What is required:
Check each line of the listing below for the string "diferencias", and copy the ones that have it.

Provided entries:
------------------------------------------------------------------------

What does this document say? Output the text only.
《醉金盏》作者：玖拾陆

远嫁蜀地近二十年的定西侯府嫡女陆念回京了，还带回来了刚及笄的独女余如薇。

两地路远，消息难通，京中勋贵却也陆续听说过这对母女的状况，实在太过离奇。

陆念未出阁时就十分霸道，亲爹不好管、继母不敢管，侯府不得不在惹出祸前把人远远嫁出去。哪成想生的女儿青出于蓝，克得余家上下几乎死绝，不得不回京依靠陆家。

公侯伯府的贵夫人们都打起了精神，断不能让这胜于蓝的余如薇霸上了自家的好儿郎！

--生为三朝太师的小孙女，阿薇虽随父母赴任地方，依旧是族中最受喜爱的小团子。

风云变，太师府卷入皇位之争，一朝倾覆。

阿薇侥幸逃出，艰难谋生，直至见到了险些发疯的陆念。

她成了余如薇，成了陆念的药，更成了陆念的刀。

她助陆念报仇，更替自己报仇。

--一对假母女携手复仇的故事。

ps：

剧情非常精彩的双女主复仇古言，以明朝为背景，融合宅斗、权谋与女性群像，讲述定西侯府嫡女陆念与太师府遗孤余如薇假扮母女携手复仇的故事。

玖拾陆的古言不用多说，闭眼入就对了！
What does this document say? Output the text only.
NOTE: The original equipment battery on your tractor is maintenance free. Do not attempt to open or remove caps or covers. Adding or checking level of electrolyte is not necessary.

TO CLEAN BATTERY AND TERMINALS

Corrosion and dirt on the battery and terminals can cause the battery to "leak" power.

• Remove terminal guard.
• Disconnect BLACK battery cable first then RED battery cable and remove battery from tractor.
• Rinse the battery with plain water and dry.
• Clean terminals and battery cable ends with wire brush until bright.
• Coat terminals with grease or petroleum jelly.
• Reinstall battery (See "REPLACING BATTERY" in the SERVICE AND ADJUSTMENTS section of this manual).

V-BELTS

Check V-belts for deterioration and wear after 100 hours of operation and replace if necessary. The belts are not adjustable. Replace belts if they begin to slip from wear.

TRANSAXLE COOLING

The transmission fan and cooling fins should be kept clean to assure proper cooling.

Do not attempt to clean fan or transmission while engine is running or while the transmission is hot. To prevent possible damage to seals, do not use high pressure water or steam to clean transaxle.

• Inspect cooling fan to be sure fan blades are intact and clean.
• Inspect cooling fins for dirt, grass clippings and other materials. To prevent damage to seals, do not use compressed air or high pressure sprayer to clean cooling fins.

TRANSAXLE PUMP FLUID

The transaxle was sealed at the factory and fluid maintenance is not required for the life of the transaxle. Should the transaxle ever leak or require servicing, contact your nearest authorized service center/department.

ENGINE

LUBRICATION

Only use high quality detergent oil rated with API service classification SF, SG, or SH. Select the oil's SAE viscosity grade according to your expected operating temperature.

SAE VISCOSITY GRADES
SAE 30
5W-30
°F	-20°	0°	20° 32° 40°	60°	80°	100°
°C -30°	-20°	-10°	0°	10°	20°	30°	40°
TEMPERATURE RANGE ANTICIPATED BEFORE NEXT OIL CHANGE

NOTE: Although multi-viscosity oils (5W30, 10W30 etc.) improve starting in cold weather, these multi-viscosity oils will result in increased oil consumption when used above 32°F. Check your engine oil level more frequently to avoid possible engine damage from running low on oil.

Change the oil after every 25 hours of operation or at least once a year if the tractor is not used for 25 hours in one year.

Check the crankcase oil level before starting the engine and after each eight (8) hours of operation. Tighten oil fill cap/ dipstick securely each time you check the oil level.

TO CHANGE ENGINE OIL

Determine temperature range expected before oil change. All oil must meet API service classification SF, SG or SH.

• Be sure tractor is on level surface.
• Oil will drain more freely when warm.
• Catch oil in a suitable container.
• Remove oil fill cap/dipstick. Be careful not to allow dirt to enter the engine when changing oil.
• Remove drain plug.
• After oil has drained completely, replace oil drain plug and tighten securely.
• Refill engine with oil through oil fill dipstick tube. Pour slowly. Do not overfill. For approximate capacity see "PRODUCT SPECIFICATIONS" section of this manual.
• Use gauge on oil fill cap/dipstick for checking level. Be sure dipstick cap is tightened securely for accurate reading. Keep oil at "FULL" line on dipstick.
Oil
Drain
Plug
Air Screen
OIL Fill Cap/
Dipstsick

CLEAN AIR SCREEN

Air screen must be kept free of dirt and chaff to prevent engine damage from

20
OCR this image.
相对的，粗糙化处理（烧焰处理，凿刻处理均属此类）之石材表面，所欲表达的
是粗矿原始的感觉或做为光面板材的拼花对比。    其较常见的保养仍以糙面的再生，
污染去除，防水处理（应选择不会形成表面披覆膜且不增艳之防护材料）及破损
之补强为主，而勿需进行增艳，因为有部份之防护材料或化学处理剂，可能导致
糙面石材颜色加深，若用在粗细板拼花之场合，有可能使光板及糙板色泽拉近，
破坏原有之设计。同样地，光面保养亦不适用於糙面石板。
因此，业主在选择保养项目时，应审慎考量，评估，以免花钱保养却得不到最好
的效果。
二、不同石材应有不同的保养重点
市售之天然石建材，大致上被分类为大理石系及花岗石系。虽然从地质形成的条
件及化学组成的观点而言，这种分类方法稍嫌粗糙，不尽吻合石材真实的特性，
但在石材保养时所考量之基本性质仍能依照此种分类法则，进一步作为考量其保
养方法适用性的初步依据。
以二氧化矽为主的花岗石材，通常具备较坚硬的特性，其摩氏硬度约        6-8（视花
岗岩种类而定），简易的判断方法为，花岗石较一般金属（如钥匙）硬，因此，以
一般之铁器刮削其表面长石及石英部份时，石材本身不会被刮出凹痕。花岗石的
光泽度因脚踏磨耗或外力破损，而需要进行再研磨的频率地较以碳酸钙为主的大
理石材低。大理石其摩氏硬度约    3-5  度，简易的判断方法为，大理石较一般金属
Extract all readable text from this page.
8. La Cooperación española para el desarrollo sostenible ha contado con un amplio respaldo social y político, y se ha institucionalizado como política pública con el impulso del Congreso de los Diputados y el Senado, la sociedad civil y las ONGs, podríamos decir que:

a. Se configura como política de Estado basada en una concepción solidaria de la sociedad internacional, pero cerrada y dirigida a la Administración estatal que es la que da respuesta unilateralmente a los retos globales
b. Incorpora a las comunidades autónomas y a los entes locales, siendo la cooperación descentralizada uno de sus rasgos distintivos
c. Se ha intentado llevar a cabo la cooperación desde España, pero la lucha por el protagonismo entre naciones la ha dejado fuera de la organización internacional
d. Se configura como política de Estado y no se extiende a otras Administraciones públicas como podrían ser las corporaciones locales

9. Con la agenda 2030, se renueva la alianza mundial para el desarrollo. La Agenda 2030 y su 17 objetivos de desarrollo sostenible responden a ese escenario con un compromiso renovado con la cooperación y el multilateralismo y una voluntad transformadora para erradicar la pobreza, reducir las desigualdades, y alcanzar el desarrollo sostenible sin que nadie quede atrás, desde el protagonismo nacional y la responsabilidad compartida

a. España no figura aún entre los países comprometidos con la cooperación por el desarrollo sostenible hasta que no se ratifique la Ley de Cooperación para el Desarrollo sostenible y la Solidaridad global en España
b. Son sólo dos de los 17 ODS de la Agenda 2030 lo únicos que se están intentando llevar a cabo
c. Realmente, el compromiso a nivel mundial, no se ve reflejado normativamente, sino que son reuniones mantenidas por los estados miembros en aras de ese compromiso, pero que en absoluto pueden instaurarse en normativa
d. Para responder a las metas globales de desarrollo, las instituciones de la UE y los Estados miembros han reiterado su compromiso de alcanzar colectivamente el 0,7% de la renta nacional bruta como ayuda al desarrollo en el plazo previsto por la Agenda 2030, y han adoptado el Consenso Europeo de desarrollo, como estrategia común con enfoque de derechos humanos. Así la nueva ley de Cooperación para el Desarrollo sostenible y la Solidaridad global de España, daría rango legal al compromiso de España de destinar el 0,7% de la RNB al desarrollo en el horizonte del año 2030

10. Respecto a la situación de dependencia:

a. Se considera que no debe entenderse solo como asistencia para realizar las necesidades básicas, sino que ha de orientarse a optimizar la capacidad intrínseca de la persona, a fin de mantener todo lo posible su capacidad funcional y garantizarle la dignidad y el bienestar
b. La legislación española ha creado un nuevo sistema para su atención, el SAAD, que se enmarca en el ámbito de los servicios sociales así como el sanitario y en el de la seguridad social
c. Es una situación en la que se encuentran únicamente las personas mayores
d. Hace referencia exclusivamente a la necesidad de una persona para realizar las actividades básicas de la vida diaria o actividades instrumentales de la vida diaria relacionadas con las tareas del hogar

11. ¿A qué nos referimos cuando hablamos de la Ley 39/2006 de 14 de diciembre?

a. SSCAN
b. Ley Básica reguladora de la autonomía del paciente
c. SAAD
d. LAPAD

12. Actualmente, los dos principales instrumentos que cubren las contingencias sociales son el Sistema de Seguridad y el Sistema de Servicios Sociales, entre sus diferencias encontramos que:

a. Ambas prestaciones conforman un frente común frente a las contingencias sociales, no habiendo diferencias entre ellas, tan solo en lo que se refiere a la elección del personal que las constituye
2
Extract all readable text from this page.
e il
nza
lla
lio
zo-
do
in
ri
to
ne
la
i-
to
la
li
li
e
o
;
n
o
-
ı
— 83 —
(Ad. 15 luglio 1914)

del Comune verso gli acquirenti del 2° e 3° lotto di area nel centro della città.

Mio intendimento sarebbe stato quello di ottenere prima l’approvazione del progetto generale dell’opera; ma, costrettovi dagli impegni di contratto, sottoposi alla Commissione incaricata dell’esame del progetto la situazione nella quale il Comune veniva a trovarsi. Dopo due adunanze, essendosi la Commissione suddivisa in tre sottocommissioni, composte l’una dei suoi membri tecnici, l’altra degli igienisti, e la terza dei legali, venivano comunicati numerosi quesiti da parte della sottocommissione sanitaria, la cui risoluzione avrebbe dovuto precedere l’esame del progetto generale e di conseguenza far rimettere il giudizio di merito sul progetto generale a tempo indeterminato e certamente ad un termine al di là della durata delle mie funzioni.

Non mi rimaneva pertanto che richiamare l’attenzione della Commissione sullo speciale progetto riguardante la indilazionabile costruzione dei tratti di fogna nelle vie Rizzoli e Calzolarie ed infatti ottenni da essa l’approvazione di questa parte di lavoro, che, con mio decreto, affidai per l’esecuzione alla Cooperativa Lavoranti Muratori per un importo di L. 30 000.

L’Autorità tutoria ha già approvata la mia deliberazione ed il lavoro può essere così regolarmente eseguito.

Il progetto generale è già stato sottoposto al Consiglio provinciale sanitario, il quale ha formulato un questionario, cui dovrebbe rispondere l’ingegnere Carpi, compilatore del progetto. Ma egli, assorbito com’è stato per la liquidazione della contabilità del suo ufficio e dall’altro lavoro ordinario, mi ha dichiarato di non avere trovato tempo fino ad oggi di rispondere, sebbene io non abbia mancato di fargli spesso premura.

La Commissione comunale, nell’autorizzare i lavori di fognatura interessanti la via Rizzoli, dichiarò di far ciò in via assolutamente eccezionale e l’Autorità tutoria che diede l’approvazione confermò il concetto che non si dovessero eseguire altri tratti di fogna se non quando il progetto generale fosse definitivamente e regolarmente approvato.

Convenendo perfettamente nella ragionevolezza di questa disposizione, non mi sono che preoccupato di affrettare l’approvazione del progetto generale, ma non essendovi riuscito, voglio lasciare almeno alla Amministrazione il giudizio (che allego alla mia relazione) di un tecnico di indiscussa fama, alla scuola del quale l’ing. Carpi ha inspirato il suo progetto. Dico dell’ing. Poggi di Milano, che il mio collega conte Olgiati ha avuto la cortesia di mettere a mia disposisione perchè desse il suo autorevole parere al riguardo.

------------------------------------------------------------------------

Output below:
12. Actualmente, los dos principales instrumentos que cubren las contingencias sociales son el Sistema de Seguridad y el Sistema de Servicios Sociales, entre sus diferencias encontramos que:
a. Ambas prestaciones conforman un frente común frente a las contingencias sociales, no habiendo diferencias entre ellas, tan solo en lo que se refiere a la elección del personal que las constituye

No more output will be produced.